— Work instructions —
Your task is to output the listing word for word, with pictures excluded.

— Data for processing —
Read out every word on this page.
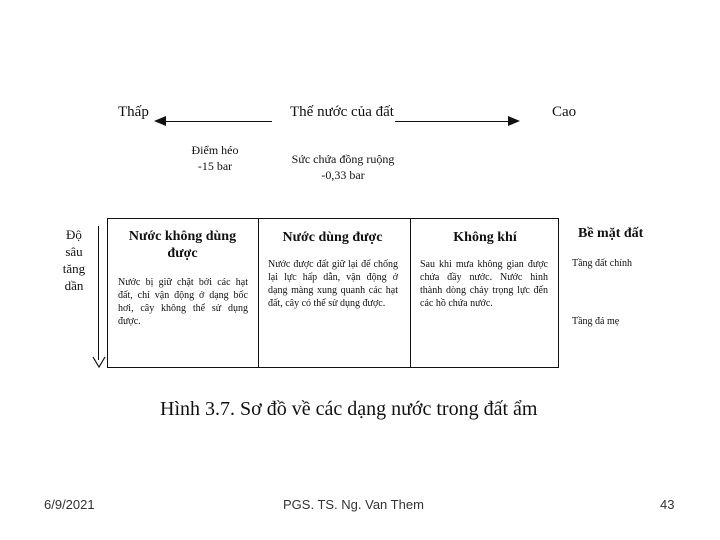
Thấp	Thế nước của đất	Cao
Điểm héo
-15 bar	Sức chứa đồng ruộng
-0,33 bar
Độ
sâu
tăng
dần
Nước không dùng được
Nước bị giữ chặt bởi các hạt đất, chỉ vận động ở dạng bốc hơi, cây không thể sử dụng được.
Nước dùng được
Nước được đất giữ lại để chống lại lực hấp dẫn, vận động ở dạng màng xung quanh các hạt đất, cây có thể sử dụng được.
Không khí
Sau khi mưa không gian được chứa đầy nước. Nước hình thành dòng chảy trọng lực đến các hồ chứa nước.
Bề mặt đất
Tầng đất chính
Tầng đá mẹ
Hình 3.7. Sơ đồ về các dạng nước trong đất ẩm
6/9/2021	PGS. TS. Ng. Van Them	43
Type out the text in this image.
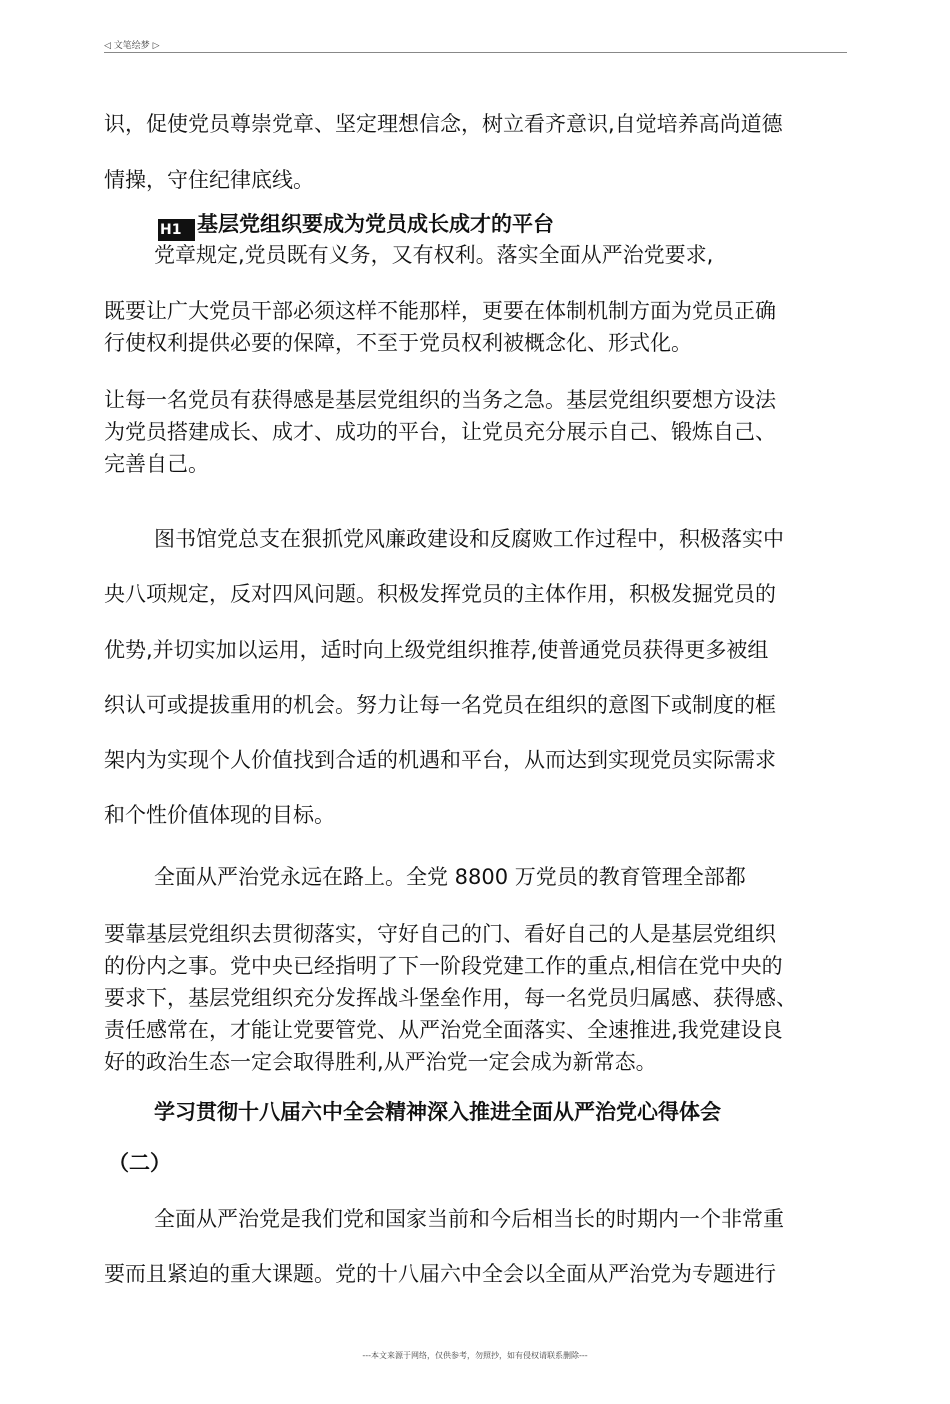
◁ 文笔绘梦 ▷

识，促使党员尊崇党章、坚定理想信念，树立看齐意识,自觉培养高尚道德

情操，守住纪律底线。

H1 基层党组织要成为党员成长成才的平台

党章规定,党员既有义务，又有权利。落实全面从严治党要求,

既要让广大党员干部必须这样不能那样，更要在体制机制方面为党员正确

行使权利提供必要的保障，不至于党员权利被概念化、形式化。

让每一名党员有获得感是基层党组织的当务之急。基层党组织要想方设法

为党员搭建成长、成才、成功的平台，让党员充分展示自己、锻炼自己、

完善自己。

图书馆党总支在狠抓党风廉政建设和反腐败工作过程中，积极落实中

央八项规定，反对四风问题。积极发挥党员的主体作用，积极发掘党员的

优势,并切实加以运用，适时向上级党组织推荐,使普通党员获得更多被组

织认可或提拔重用的机会。努力让每一名党员在组织的意图下或制度的框

架内为实现个人价值找到合适的机遇和平台，从而达到实现党员实际需求

和个性价值体现的目标。

全面从严治党永远在路上。全党 8800 万党员的教育管理全部都

要靠基层党组织去贯彻落实，守好自己的门、看好自己的人是基层党组织

的份内之事。党中央已经指明了下一阶段党建工作的重点,相信在党中央的

要求下，基层党组织充分发挥战斗堡垒作用，每一名党员归属感、获得感、

责任感常在，才能让党要管党、从严治党全面落实、全速推进,我党建设良

好的政治生态一定会取得胜利,从严治党一定会成为新常态。

学习贯彻十八届六中全会精神深入推进全面从严治党心得体会

（二）

全面从严治党是我们党和国家当前和今后相当长的时期内一个非常重

要而且紧迫的重大课题。党的十八届六中全会以全面从严治党为专题进行

---本文来源于网络，仅供参考，勿照抄，如有侵权请联系删除---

— Solution for this problem —
Read out every word on this page.
Thấp	Thế nước của đất	Cao
Điểm héo
-15 bar	Sức chứa đồng ruộng
-0,33 bar
Độ
sâu
tăng
dần
Nước không dùng được
Nước bị giữ chặt bởi các hạt đất, chỉ vận động ở dạng bốc hơi, cây không thể sử dụng được.
Nước dùng được
Nước được đất giữ lại để chống lại lực hấp dẫn, vận động ở dạng màng xung quanh các hạt đất, cây có thể sử dụng được.
Không khí
Sau khi mưa không gian được chứa đầy nước. Nước hình thành dòng chảy trọng lực đến các hồ chứa nước.
Bề mặt đất
Tầng đất chính
Tầng đá mẹ
Hình 3.7. Sơ đồ về các dạng nước trong đất ẩm
6/9/2021	PGS. TS. Ng. Van Them	43
Type out the text in this image.
◁ 文笔绘梦 ▷

识，促使党员尊崇党章、坚定理想信念，树立看齐意识,自觉培养高尚道德

情操，守住纪律底线。

H1 基层党组织要成为党员成长成才的平台

党章规定,党员既有义务，又有权利。落实全面从严治党要求,

既要让广大党员干部必须这样不能那样，更要在体制机制方面为党员正确

行使权利提供必要的保障，不至于党员权利被概念化、形式化。

让每一名党员有获得感是基层党组织的当务之急。基层党组织要想方设法

为党员搭建成长、成才、成功的平台，让党员充分展示自己、锻炼自己、

完善自己。

图书馆党总支在狠抓党风廉政建设和反腐败工作过程中，积极落实中

央八项规定，反对四风问题。积极发挥党员的主体作用，积极发掘党员的

优势,并切实加以运用，适时向上级党组织推荐,使普通党员获得更多被组

织认可或提拔重用的机会。努力让每一名党员在组织的意图下或制度的框

架内为实现个人价值找到合适的机遇和平台，从而达到实现党员实际需求

和个性价值体现的目标。

全面从严治党永远在路上。全党 8800 万党员的教育管理全部都

要靠基层党组织去贯彻落实，守好自己的门、看好自己的人是基层党组织

的份内之事。党中央已经指明了下一阶段党建工作的重点,相信在党中央的

要求下，基层党组织充分发挥战斗堡垒作用，每一名党员归属感、获得感、

责任感常在，才能让党要管党、从严治党全面落实、全速推进,我党建设良

好的政治生态一定会取得胜利,从严治党一定会成为新常态。

学习贯彻十八届六中全会精神深入推进全面从严治党心得体会

（二）

全面从严治党是我们党和国家当前和今后相当长的时期内一个非常重

要而且紧迫的重大课题。党的十八届六中全会以全面从严治党为专题进行

---本文来源于网络，仅供参考，勿照抄，如有侵权请联系删除---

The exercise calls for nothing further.